[START Records provided]

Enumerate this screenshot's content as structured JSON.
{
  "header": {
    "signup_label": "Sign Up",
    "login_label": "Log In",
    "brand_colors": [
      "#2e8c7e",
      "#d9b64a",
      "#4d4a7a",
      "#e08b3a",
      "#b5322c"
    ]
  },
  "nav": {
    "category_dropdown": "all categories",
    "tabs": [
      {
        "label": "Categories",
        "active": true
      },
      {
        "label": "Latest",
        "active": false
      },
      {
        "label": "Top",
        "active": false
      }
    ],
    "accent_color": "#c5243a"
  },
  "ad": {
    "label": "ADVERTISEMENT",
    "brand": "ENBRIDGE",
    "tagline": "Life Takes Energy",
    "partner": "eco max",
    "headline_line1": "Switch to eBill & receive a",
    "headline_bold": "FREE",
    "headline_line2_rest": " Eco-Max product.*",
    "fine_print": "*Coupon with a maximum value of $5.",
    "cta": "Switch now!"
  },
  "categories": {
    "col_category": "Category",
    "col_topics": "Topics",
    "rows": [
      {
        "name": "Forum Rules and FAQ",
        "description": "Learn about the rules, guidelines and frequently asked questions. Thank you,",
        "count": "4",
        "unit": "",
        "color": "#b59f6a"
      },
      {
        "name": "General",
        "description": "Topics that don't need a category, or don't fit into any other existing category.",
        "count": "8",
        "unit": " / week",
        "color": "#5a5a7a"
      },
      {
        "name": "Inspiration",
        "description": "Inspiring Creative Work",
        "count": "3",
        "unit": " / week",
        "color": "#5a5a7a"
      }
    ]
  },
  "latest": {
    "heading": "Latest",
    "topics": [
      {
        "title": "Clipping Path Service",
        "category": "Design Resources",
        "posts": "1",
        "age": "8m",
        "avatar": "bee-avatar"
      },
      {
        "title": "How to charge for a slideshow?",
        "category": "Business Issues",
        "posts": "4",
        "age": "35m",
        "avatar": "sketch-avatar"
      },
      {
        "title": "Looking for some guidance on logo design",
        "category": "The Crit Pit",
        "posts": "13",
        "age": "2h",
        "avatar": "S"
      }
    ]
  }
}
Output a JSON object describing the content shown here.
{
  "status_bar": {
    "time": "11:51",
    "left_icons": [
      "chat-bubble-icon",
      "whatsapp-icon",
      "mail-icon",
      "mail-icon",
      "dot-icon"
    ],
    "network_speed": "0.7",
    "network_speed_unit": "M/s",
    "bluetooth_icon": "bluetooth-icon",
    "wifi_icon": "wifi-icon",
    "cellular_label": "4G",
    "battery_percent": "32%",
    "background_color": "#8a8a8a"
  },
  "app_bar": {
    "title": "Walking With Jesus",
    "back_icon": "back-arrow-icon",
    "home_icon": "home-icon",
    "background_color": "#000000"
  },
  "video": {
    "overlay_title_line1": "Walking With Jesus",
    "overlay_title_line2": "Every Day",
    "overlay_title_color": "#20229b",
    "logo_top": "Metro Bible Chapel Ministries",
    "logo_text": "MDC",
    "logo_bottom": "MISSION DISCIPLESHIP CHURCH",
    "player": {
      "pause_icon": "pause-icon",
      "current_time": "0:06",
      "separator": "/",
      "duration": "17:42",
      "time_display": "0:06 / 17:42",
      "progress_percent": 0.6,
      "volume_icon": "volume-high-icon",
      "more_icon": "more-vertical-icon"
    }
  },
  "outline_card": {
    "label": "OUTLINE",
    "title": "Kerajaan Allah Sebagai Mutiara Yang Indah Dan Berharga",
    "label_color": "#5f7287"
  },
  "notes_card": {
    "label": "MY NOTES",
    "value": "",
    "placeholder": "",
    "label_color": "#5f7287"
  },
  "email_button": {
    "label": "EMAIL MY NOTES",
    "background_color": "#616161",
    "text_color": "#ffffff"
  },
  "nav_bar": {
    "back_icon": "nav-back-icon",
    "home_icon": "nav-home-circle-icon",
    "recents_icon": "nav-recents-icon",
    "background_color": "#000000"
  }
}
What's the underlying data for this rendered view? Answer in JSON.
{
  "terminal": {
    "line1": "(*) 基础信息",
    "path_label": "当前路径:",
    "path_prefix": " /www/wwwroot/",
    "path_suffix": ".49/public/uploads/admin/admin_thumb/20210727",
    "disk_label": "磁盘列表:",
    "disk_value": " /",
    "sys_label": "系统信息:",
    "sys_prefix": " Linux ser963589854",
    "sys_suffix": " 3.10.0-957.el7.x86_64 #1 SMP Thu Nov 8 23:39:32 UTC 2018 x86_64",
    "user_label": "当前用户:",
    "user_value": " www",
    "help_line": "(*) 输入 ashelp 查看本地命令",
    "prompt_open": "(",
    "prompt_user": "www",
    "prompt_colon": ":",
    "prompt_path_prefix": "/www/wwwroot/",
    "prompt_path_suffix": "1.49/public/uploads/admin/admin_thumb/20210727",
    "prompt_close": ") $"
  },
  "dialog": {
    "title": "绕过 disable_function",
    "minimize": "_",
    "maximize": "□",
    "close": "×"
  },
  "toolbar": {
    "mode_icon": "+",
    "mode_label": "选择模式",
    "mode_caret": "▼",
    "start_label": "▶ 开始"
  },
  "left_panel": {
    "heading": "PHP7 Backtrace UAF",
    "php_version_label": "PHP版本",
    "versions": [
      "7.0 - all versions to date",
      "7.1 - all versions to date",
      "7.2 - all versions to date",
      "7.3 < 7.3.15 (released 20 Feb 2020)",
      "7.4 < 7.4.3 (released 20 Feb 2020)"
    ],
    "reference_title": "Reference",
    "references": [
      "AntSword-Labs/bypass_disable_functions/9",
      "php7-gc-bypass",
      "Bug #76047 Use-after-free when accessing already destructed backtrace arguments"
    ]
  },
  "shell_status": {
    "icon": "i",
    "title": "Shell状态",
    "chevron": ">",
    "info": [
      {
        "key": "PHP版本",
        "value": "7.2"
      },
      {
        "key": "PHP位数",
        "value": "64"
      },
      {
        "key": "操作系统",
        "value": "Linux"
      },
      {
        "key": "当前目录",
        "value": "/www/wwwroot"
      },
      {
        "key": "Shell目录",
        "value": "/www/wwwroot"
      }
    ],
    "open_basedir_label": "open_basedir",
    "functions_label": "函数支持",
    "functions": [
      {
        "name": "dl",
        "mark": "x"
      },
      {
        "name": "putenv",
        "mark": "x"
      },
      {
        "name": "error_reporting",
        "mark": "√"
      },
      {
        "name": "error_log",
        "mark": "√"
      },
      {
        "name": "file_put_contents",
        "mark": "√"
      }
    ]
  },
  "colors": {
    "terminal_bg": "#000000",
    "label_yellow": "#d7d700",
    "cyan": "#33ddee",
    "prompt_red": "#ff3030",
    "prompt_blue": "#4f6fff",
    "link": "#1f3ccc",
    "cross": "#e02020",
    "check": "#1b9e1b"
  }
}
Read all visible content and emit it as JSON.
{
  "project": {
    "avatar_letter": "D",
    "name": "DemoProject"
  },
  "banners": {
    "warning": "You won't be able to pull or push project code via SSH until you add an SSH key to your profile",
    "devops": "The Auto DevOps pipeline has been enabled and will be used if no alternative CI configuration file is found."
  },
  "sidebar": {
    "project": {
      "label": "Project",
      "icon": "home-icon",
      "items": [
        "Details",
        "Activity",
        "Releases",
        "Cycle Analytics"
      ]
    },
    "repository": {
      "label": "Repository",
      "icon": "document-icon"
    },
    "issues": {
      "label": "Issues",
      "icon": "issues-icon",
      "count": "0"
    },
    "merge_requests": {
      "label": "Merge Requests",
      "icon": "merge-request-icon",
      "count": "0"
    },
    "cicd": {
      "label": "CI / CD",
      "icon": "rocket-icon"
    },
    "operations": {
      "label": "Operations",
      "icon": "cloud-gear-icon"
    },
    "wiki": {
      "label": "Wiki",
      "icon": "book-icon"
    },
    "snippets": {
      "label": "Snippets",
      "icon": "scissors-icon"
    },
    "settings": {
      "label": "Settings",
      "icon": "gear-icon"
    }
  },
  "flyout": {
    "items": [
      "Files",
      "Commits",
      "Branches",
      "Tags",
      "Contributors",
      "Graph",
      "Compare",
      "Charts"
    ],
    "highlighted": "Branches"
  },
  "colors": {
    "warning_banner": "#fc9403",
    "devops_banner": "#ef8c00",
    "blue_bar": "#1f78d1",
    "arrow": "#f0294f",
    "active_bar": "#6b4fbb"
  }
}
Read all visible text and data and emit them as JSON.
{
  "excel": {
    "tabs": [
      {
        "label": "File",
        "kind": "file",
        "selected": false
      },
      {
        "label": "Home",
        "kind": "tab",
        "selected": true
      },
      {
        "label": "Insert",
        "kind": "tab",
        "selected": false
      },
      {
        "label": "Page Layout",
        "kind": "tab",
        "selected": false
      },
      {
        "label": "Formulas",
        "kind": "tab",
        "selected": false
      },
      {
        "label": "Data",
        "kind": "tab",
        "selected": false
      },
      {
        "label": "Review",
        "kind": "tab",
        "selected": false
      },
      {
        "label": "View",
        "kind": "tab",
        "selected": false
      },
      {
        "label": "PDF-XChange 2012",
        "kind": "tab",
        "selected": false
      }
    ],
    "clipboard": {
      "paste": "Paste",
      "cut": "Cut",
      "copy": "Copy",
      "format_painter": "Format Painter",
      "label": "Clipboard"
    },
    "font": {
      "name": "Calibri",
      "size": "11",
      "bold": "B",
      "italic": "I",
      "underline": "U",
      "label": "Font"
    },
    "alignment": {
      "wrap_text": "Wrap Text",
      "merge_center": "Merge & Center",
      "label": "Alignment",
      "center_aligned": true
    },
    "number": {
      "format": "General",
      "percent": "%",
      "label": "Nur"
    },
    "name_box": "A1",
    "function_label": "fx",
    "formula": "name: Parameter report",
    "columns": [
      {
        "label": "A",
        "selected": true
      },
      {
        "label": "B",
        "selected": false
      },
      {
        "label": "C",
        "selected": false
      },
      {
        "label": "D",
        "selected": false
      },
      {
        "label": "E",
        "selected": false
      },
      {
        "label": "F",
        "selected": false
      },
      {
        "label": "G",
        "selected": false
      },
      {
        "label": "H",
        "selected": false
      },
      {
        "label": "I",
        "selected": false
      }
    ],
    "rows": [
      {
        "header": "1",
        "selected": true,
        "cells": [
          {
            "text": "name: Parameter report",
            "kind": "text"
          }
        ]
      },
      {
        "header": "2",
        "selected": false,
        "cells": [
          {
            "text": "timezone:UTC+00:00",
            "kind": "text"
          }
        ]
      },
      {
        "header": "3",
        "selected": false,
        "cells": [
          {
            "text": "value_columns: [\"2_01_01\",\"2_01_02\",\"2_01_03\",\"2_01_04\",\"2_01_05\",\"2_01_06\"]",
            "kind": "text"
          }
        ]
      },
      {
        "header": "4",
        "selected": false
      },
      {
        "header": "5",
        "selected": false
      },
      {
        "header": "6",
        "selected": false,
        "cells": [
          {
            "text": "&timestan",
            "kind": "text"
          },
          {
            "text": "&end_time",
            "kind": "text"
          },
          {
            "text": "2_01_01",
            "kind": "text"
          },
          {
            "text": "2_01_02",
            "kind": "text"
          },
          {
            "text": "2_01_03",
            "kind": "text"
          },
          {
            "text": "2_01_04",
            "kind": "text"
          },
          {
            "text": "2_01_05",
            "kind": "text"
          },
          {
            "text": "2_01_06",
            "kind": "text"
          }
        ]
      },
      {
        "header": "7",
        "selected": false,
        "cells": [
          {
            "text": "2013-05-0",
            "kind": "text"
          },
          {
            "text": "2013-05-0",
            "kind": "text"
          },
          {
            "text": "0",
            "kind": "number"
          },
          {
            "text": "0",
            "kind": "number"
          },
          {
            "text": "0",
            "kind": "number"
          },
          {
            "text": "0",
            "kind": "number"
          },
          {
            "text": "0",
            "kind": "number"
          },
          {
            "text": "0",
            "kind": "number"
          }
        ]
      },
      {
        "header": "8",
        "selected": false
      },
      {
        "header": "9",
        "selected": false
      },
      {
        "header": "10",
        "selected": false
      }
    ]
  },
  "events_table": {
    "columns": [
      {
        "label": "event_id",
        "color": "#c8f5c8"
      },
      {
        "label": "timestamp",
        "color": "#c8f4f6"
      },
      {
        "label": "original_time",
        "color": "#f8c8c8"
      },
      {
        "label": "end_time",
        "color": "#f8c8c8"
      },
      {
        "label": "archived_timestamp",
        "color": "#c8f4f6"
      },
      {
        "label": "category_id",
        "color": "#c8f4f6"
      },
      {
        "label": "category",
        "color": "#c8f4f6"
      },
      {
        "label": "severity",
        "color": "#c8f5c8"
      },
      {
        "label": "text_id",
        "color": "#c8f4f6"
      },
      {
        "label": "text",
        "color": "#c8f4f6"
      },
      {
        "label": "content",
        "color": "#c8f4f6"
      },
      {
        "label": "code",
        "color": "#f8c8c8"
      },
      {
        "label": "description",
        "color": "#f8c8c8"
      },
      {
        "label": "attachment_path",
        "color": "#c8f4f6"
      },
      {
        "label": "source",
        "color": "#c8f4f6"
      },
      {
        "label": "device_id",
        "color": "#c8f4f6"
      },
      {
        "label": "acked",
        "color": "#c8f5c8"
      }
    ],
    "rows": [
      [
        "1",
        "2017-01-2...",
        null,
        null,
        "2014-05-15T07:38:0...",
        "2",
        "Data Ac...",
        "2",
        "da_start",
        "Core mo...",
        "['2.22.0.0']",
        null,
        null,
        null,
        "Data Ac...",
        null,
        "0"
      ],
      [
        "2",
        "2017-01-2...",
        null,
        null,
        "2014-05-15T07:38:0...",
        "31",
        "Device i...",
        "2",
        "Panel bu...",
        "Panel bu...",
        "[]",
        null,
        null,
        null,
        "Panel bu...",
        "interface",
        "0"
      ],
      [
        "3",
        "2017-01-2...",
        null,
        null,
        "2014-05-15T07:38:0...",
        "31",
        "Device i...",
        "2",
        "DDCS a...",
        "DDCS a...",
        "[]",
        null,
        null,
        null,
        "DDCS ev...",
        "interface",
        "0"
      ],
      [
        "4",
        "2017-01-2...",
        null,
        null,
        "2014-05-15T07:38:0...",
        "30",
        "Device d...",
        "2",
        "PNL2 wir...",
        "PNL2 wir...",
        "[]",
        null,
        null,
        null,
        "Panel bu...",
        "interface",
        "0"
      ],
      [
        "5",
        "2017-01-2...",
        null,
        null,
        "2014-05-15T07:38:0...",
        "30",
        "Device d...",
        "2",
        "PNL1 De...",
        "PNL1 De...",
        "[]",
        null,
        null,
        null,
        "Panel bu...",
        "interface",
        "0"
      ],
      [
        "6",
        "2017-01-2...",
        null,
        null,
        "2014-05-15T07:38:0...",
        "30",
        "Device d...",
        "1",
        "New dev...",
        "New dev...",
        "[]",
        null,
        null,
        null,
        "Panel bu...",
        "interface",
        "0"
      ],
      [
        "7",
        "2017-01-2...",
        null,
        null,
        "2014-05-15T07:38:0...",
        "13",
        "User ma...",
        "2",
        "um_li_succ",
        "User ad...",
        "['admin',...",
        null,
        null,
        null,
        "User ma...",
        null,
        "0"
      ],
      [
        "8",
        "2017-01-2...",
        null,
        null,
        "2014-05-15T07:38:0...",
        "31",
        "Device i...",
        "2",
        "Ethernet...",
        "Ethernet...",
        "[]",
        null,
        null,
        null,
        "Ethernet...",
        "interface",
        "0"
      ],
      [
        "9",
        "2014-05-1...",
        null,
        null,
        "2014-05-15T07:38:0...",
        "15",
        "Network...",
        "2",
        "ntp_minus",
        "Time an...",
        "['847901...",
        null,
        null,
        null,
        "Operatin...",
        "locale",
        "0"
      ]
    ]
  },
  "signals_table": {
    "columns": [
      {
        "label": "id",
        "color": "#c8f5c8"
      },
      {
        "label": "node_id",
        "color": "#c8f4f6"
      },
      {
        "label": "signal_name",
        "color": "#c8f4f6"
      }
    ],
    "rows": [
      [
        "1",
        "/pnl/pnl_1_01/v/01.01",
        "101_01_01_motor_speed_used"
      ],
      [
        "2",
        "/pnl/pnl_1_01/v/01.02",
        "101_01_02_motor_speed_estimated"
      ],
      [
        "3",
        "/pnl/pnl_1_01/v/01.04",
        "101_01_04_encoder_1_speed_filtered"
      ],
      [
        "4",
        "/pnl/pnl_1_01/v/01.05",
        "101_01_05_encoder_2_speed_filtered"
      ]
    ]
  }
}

[END Records provided]

Directive -
In the records above, find each line that holds the word "released"; copy all such lines.

Complete answer -
      "7.3 < 7.3.15 (released 20 Feb 2020)",
      "7.4 < 7.4.3 (released 20 Feb 2020)"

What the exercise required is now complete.